[Items from a dataset]

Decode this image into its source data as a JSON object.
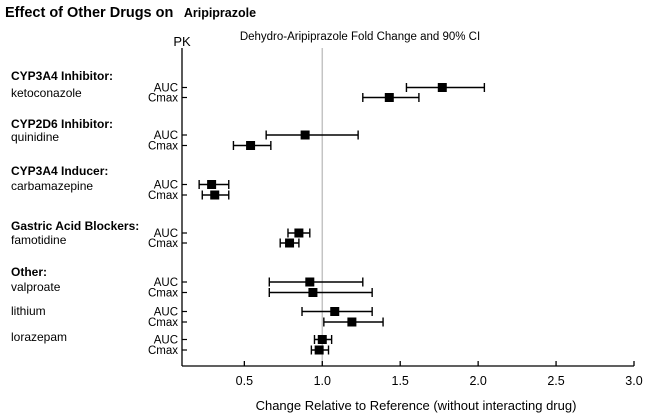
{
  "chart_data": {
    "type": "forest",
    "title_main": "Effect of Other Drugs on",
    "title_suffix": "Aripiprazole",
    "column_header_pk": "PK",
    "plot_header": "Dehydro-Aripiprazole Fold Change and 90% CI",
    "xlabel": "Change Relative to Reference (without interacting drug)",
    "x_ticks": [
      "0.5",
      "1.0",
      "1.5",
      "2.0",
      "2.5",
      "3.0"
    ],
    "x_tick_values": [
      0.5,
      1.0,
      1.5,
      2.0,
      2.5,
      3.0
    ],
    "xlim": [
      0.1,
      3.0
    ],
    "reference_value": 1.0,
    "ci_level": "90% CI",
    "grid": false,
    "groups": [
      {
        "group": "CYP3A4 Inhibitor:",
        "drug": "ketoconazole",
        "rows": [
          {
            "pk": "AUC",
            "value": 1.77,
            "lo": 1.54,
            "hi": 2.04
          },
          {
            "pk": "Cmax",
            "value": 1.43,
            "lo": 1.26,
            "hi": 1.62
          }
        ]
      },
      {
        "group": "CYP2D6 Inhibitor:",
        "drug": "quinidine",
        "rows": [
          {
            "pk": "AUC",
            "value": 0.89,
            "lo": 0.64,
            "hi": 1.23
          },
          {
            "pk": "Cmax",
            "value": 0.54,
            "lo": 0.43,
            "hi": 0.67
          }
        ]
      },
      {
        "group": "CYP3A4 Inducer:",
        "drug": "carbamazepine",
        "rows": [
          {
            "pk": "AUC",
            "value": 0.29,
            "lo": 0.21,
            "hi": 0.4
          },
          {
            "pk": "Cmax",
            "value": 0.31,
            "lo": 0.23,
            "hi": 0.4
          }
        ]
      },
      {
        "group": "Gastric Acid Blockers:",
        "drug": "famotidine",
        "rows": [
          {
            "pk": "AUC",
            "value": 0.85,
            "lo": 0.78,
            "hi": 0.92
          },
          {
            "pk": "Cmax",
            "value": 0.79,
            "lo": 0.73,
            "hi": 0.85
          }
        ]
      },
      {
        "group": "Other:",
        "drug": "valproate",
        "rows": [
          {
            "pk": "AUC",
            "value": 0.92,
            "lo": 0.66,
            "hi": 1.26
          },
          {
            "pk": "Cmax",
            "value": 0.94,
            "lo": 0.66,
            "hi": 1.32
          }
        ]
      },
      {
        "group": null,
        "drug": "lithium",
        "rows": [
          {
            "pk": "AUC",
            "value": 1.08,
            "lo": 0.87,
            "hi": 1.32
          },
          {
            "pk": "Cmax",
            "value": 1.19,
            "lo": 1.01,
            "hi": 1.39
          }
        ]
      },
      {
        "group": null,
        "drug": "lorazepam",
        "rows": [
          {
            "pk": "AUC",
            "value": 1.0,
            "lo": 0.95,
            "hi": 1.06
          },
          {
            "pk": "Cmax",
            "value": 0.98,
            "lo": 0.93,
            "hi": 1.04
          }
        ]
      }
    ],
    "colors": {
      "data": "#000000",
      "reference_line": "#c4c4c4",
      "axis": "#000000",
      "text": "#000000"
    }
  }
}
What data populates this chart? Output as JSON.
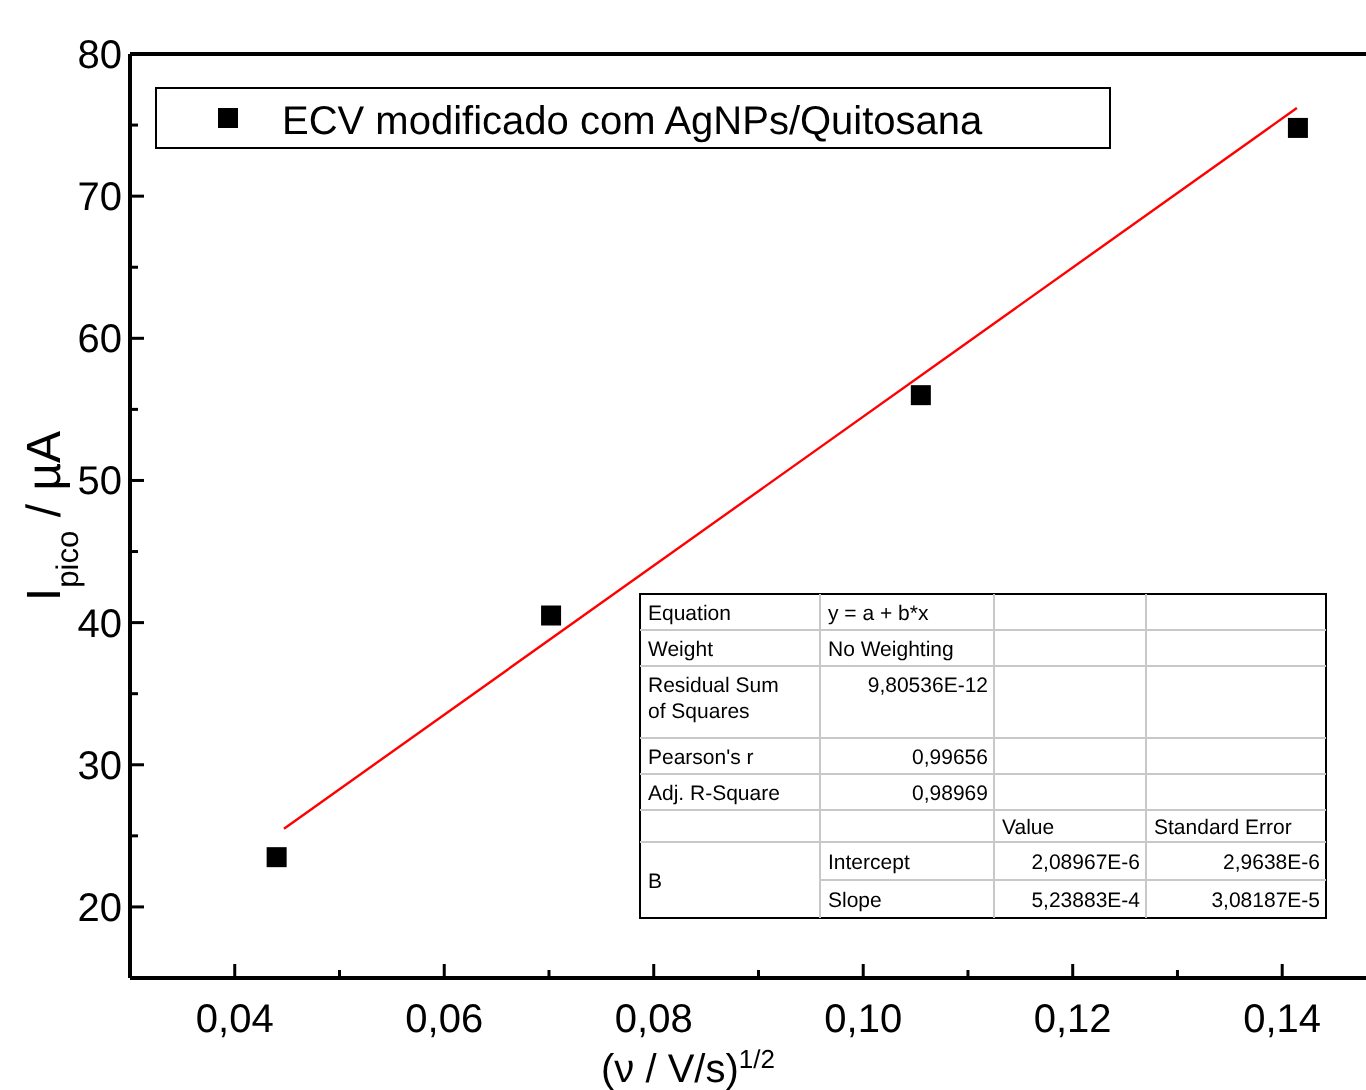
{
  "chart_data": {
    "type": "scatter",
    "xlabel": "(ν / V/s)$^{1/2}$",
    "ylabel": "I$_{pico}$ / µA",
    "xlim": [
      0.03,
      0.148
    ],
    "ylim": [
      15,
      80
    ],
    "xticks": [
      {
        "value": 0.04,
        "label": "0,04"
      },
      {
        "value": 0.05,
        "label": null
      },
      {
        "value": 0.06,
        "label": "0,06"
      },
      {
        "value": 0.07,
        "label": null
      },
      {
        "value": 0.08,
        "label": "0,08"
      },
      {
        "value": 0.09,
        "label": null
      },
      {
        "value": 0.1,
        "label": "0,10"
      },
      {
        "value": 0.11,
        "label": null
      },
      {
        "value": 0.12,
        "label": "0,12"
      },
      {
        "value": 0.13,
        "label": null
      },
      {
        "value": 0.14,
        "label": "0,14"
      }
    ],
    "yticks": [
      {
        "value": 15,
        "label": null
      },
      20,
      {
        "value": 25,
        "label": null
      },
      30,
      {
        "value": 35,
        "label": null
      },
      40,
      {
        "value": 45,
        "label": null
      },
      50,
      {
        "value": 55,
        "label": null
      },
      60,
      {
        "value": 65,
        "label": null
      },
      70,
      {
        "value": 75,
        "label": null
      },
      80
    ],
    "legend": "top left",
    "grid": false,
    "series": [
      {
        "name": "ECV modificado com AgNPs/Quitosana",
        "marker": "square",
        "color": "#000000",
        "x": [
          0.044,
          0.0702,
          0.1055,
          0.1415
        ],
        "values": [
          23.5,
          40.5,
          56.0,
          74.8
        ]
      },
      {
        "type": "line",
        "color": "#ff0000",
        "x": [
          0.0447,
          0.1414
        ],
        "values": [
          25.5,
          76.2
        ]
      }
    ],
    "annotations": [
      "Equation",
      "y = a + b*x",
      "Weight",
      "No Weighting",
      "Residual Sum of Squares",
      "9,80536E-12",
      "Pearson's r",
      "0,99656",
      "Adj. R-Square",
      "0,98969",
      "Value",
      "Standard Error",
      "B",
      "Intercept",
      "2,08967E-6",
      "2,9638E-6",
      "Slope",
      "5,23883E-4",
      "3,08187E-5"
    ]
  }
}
---
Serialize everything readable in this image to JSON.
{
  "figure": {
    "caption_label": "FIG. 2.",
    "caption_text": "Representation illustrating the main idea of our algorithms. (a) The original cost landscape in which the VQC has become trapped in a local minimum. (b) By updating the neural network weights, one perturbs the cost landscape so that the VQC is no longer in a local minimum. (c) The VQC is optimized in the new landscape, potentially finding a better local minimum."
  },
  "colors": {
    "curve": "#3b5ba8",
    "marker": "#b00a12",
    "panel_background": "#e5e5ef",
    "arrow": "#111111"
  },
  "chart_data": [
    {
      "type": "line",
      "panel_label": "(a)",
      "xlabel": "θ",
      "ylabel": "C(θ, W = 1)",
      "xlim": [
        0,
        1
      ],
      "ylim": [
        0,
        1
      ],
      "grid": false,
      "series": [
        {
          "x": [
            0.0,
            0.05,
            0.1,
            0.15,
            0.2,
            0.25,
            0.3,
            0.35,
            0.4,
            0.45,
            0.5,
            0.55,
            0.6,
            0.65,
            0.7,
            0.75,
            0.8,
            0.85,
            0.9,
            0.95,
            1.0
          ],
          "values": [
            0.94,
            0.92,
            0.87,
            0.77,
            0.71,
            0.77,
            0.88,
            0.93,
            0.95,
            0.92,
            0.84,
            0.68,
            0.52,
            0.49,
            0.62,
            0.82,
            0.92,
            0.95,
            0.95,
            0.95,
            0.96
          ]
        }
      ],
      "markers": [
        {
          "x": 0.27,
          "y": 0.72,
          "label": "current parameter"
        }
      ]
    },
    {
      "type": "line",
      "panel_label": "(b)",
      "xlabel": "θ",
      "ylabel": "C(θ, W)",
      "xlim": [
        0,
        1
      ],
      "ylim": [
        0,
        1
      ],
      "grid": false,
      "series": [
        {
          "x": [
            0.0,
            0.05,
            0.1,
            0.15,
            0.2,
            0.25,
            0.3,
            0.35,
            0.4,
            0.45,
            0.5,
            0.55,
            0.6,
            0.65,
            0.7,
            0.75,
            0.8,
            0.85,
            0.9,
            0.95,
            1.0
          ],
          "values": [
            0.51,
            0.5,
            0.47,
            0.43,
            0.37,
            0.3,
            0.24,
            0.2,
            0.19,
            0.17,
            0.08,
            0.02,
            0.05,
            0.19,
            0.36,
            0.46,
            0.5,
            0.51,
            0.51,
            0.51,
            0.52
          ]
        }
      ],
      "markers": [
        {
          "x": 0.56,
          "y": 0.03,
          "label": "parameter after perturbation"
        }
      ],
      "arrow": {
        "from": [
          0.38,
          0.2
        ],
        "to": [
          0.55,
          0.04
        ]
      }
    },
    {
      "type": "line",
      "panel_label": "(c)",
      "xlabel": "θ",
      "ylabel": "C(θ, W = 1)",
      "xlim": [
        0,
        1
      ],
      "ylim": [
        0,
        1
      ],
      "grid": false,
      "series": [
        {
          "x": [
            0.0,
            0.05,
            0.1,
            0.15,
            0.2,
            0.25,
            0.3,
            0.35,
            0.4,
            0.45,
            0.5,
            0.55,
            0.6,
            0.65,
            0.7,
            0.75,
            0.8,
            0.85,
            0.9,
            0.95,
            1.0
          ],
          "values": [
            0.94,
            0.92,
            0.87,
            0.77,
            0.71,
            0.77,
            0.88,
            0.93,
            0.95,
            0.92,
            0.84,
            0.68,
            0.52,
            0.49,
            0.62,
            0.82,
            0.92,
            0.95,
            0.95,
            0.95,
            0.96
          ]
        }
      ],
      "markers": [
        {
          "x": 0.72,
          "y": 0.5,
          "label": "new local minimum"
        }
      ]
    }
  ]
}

WHAT YOU ARE ASKED TO DO: Locate the string "ylabel" in the listing above and copy every line where it occurs.

RESPONSE TO THE EXERCISE:
    "ylabel": "I$_{pico}$ / µA",
      "ylabel": "C(θ, W = 1)",
      "ylabel": "C(θ, W)",
      "ylabel": "C(θ, W = 1)",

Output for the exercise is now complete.